═══ GIVEN DATA ═══

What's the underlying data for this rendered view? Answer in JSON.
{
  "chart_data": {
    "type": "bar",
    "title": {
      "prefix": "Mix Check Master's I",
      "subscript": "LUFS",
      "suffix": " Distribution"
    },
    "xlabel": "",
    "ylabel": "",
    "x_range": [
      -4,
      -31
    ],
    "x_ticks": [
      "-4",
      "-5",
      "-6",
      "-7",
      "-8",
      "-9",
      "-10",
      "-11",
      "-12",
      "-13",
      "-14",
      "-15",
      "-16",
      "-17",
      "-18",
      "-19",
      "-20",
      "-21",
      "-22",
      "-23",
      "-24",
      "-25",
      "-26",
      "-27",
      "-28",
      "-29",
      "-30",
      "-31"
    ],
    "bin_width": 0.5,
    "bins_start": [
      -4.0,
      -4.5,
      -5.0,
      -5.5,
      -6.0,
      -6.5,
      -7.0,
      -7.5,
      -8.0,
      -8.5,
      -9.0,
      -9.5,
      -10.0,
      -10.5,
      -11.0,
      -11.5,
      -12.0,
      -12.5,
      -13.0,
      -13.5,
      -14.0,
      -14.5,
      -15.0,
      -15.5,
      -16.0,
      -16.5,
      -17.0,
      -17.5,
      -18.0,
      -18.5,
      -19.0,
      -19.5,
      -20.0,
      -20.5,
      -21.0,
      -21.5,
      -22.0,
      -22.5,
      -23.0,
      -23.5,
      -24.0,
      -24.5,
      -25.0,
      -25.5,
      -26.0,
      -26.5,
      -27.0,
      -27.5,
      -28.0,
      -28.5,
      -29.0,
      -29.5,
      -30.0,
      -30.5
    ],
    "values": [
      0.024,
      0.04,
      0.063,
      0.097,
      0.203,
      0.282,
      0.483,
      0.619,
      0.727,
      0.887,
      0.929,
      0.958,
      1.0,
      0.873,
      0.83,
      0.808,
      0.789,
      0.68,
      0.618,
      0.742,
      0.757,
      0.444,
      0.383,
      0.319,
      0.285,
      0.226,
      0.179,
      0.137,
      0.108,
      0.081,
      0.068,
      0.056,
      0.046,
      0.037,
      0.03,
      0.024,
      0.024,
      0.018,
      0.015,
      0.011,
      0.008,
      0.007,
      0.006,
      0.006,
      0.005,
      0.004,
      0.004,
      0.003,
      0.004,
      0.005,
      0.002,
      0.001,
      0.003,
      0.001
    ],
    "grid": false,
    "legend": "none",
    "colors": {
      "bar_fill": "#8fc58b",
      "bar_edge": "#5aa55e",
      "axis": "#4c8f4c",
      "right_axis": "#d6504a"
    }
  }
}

═══

◆ TASK ◆
From the listing above, reproduce all the lines exactly.

◆ ANSWER TO THIS EXERCISE ◆
What's the underlying data for this rendered view? Answer in JSON.
{
  "chart_data": {
    "type": "bar",
    "title": {
      "prefix": "Mix Check Master's I",
      "subscript": "LUFS",
      "suffix": " Distribution"
    },
    "xlabel": "",
    "ylabel": "",
    "x_range": [
      -4,
      -31
    ],
    "x_ticks": [
      "-4",
      "-5",
      "-6",
      "-7",
      "-8",
      "-9",
      "-10",
      "-11",
      "-12",
      "-13",
      "-14",
      "-15",
      "-16",
      "-17",
      "-18",
      "-19",
      "-20",
      "-21",
      "-22",
      "-23",
      "-24",
      "-25",
      "-26",
      "-27",
      "-28",
      "-29",
      "-30",
      "-31"
    ],
    "bin_width": 0.5,
    "bins_start": [
      -4.0,
      -4.5,
      -5.0,
      -5.5,
      -6.0,
      -6.5,
      -7.0,
      -7.5,
      -8.0,
      -8.5,
      -9.0,
      -9.5,
      -10.0,
      -10.5,
      -11.0,
      -11.5,
      -12.0,
      -12.5,
      -13.0,
      -13.5,
      -14.0,
      -14.5,
      -15.0,
      -15.5,
      -16.0,
      -16.5,
      -17.0,
      -17.5,
      -18.0,
      -18.5,
      -19.0,
      -19.5,
      -20.0,
      -20.5,
      -21.0,
      -21.5,
      -22.0,
      -22.5,
      -23.0,
      -23.5,
      -24.0,
      -24.5,
      -25.0,
      -25.5,
      -26.0,
      -26.5,
      -27.0,
      -27.5,
      -28.0,
      -28.5,
      -29.0,
      -29.5,
      -30.0,
      -30.5
    ],
    "values": [
      0.024,
      0.04,
      0.063,
      0.097,
      0.203,
      0.282,
      0.483,
      0.619,
      0.727,
      0.887,
      0.929,
      0.958,
      1.0,
      0.873,
      0.83,
      0.808,
      0.789,
      0.68,
      0.618,
      0.742,
      0.757,
      0.444,
      0.383,
      0.319,
      0.285,
      0.226,
      0.179,
      0.137,
      0.108,
      0.081,
      0.068,
      0.056,
      0.046,
      0.037,
      0.03,
      0.024,
      0.024,
      0.018,
      0.015,
      0.011,
      0.008,
      0.007,
      0.006,
      0.006,
      0.005,
      0.004,
      0.004,
      0.003,
      0.004,
      0.005,
      0.002,
      0.001,
      0.003,
      0.001
    ],
    "grid": false,
    "legend": "none",
    "colors": {
      "bar_fill": "#8fc58b",
      "bar_edge": "#5aa55e",
      "axis": "#4c8f4c",
      "right_axis": "#d6504a"
    }
  }
}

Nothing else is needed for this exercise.